## [Set problem]
The entries below are to be transcribed in full, without their images.

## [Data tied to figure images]
## START
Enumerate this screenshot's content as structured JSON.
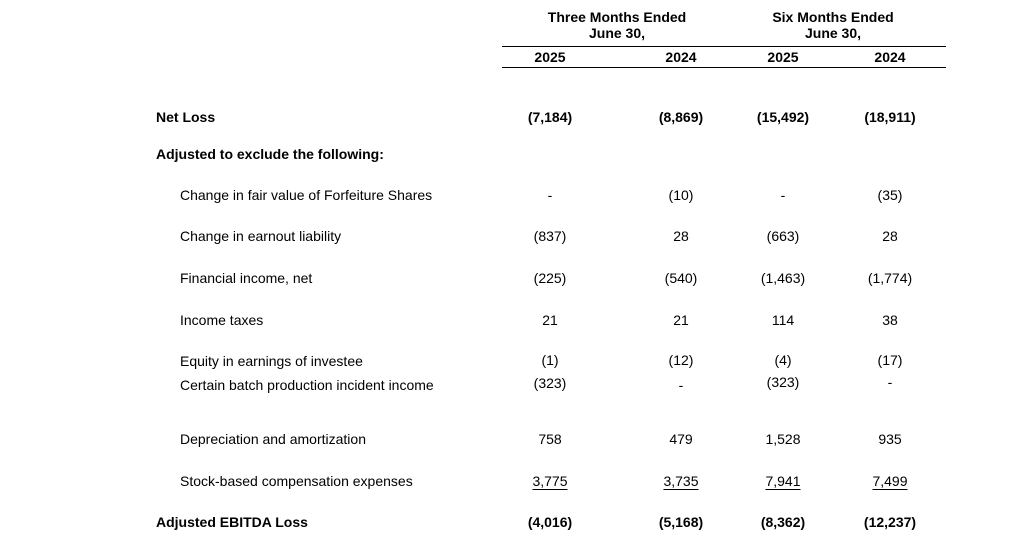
{
  "header": {
    "group1_line1": "Three Months Ended",
    "group1_line2": "June 30,",
    "group2_line1": "Six Months Ended",
    "group2_line2": "June 30,",
    "years": [
      "2025",
      "2024",
      "2025",
      "2024"
    ]
  },
  "rows": [
    {
      "label": "Net Loss",
      "values": [
        "(7,184)",
        "(8,869)",
        "(15,492)",
        "(18,911)"
      ]
    },
    {
      "label": "Adjusted to exclude the following:"
    },
    {
      "label": "Change in fair value of Forfeiture Shares",
      "values": [
        "-",
        "(10)",
        "-",
        "(35)"
      ]
    },
    {
      "label": "Change in earnout liability",
      "values": [
        "(837)",
        "28",
        "(663)",
        "28"
      ]
    },
    {
      "label": "Financial income, net",
      "values": [
        "(225)",
        "(540)",
        "(1,463)",
        "(1,774)"
      ]
    },
    {
      "label": "Income taxes",
      "values": [
        "21",
        "21",
        "114",
        "38"
      ]
    },
    {
      "label": "Equity in earnings of investee",
      "values": [
        "(1)",
        "(12)",
        "(4)",
        "(17)"
      ]
    },
    {
      "label": "Certain batch production incident income",
      "values": [
        "(323)",
        "-",
        "(323)",
        "-"
      ]
    },
    {
      "label": "Depreciation and amortization",
      "values": [
        "758",
        "479",
        "1,528",
        "935"
      ]
    },
    {
      "label": "Stock-based compensation expenses",
      "values": [
        "3,775",
        "3,735",
        "7,941",
        "7,499"
      ]
    },
    {
      "label": "Adjusted EBITDA Loss",
      "values": [
        "(4,016)",
        "(5,168)",
        "(8,362)",
        "(12,237)"
      ]
    }
  ]
}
## END
## [Complete response]
Enumerate this screenshot's content as structured JSON.
{
  "header": {
    "group1_line1": "Three Months Ended",
    "group1_line2": "June 30,",
    "group2_line1": "Six Months Ended",
    "group2_line2": "June 30,",
    "years": [
      "2025",
      "2024",
      "2025",
      "2024"
    ]
  },
  "rows": [
    {
      "label": "Net Loss",
      "values": [
        "(7,184)",
        "(8,869)",
        "(15,492)",
        "(18,911)"
      ]
    },
    {
      "label": "Adjusted to exclude the following:"
    },
    {
      "label": "Change in fair value of Forfeiture Shares",
      "values": [
        "-",
        "(10)",
        "-",
        "(35)"
      ]
    },
    {
      "label": "Change in earnout liability",
      "values": [
        "(837)",
        "28",
        "(663)",
        "28"
      ]
    },
    {
      "label": "Financial income, net",
      "values": [
        "(225)",
        "(540)",
        "(1,463)",
        "(1,774)"
      ]
    },
    {
      "label": "Income taxes",
      "values": [
        "21",
        "21",
        "114",
        "38"
      ]
    },
    {
      "label": "Equity in earnings of investee",
      "values": [
        "(1)",
        "(12)",
        "(4)",
        "(17)"
      ]
    },
    {
      "label": "Certain batch production incident income",
      "values": [
        "(323)",
        "-",
        "(323)",
        "-"
      ]
    },
    {
      "label": "Depreciation and amortization",
      "values": [
        "758",
        "479",
        "1,528",
        "935"
      ]
    },
    {
      "label": "Stock-based compensation expenses",
      "values": [
        "3,775",
        "3,735",
        "7,941",
        "7,499"
      ]
    },
    {
      "label": "Adjusted EBITDA Loss",
      "values": [
        "(4,016)",
        "(5,168)",
        "(8,362)",
        "(12,237)"
      ]
    }
  ]
}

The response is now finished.